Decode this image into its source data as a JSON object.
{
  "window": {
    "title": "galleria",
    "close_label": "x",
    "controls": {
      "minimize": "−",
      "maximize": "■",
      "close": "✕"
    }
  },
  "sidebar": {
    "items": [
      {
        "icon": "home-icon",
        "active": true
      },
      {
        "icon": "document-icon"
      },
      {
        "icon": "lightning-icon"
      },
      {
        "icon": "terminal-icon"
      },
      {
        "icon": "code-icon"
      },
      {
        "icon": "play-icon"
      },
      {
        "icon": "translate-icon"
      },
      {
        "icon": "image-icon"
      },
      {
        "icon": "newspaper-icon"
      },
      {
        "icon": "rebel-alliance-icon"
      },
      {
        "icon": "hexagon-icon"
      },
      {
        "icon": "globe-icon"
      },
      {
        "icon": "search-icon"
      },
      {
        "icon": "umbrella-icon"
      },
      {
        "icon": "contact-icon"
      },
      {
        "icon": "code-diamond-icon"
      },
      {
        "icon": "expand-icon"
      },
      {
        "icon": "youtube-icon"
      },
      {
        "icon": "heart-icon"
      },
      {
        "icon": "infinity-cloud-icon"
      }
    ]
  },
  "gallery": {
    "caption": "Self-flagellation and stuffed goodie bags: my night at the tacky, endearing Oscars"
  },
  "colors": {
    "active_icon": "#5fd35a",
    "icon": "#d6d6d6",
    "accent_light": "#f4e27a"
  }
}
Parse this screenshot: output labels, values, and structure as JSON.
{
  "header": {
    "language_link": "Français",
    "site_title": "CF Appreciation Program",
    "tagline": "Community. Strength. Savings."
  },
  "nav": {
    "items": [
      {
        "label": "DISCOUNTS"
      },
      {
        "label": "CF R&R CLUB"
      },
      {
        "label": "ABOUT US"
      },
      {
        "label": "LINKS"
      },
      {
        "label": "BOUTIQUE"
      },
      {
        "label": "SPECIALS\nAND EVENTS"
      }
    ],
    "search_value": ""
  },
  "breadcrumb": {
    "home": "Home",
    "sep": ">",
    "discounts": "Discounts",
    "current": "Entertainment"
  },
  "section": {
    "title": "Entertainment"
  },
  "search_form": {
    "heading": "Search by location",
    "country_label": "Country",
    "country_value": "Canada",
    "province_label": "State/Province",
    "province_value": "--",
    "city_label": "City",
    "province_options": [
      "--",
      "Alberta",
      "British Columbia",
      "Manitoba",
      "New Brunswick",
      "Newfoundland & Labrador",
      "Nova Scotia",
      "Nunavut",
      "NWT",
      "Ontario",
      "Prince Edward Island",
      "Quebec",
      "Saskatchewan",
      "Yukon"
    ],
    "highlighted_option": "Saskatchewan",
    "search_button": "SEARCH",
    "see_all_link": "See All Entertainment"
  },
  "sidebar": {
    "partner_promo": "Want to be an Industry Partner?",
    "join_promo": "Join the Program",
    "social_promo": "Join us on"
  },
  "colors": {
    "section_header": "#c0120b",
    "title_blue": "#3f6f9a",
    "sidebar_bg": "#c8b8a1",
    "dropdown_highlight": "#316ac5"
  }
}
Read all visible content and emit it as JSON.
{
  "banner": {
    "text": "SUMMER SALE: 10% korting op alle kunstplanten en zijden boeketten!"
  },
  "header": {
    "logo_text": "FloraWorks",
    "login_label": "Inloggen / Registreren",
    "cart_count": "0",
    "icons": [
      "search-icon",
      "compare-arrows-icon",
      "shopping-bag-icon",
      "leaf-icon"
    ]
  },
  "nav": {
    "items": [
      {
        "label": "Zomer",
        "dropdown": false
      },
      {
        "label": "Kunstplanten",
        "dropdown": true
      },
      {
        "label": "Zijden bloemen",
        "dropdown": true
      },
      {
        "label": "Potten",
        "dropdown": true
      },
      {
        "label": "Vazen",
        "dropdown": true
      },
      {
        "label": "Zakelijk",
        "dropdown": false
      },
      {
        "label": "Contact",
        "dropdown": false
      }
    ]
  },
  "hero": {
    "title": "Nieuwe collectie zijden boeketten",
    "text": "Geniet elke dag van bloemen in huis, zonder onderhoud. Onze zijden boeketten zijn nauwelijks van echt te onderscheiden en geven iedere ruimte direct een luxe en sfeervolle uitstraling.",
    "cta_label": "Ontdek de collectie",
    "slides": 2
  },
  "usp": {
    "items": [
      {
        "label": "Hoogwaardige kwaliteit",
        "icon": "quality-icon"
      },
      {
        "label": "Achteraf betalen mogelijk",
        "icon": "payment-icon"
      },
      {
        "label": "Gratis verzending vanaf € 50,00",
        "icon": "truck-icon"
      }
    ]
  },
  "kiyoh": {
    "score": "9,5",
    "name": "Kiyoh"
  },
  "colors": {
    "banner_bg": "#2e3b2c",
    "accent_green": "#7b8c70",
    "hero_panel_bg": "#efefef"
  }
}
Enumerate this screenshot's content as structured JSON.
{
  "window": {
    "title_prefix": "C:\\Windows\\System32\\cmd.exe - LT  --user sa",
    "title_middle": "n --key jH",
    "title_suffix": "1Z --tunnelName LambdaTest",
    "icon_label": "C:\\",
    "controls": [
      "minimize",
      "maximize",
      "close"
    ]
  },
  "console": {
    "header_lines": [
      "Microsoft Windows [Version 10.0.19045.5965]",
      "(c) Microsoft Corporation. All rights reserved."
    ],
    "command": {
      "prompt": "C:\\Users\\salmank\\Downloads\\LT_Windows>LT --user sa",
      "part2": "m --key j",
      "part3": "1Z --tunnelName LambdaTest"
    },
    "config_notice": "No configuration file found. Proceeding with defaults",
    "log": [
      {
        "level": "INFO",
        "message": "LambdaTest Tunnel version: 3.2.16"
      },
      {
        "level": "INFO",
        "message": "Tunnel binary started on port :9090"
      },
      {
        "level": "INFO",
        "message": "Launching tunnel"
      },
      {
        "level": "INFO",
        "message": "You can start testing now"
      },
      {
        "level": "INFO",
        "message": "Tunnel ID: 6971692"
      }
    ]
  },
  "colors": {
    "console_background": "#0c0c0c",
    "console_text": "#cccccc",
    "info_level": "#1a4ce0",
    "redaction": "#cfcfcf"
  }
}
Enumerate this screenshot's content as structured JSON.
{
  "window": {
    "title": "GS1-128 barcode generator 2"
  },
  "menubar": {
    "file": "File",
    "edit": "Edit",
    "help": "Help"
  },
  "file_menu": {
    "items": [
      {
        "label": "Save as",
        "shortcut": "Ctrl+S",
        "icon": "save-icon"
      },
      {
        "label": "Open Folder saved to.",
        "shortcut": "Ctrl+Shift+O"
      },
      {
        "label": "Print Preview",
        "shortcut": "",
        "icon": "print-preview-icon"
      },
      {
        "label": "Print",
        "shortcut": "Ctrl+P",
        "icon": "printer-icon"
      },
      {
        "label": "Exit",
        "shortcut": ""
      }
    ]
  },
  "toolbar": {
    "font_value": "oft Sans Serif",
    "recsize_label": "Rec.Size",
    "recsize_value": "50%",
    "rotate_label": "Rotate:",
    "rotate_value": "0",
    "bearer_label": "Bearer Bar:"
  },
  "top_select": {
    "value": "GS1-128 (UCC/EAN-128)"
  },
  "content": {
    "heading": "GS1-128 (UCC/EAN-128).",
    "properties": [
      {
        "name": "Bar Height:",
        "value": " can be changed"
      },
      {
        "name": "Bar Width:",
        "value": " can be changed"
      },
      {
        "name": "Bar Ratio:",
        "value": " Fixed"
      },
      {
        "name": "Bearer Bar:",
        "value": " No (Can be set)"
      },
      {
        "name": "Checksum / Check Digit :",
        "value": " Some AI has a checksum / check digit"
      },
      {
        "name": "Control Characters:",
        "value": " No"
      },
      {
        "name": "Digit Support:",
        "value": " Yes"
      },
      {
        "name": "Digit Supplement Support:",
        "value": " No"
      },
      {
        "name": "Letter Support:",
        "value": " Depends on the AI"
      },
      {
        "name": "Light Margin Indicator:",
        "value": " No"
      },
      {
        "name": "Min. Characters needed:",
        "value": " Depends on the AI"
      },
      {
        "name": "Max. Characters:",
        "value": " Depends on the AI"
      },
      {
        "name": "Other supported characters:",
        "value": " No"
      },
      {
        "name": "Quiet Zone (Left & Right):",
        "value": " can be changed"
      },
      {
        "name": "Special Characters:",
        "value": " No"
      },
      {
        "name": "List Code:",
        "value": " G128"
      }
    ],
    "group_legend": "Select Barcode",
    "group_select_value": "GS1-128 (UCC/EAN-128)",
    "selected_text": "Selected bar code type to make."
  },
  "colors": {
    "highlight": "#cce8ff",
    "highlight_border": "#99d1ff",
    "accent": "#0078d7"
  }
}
● ● ● ● ● ● ●
▸ **Task description**
Copy out all lines above that include the string "Entertainment".

▸ **Final result**
    "current": "Entertainment"
    "title": "Entertainment"
    "see_all_link": "See All Entertainment"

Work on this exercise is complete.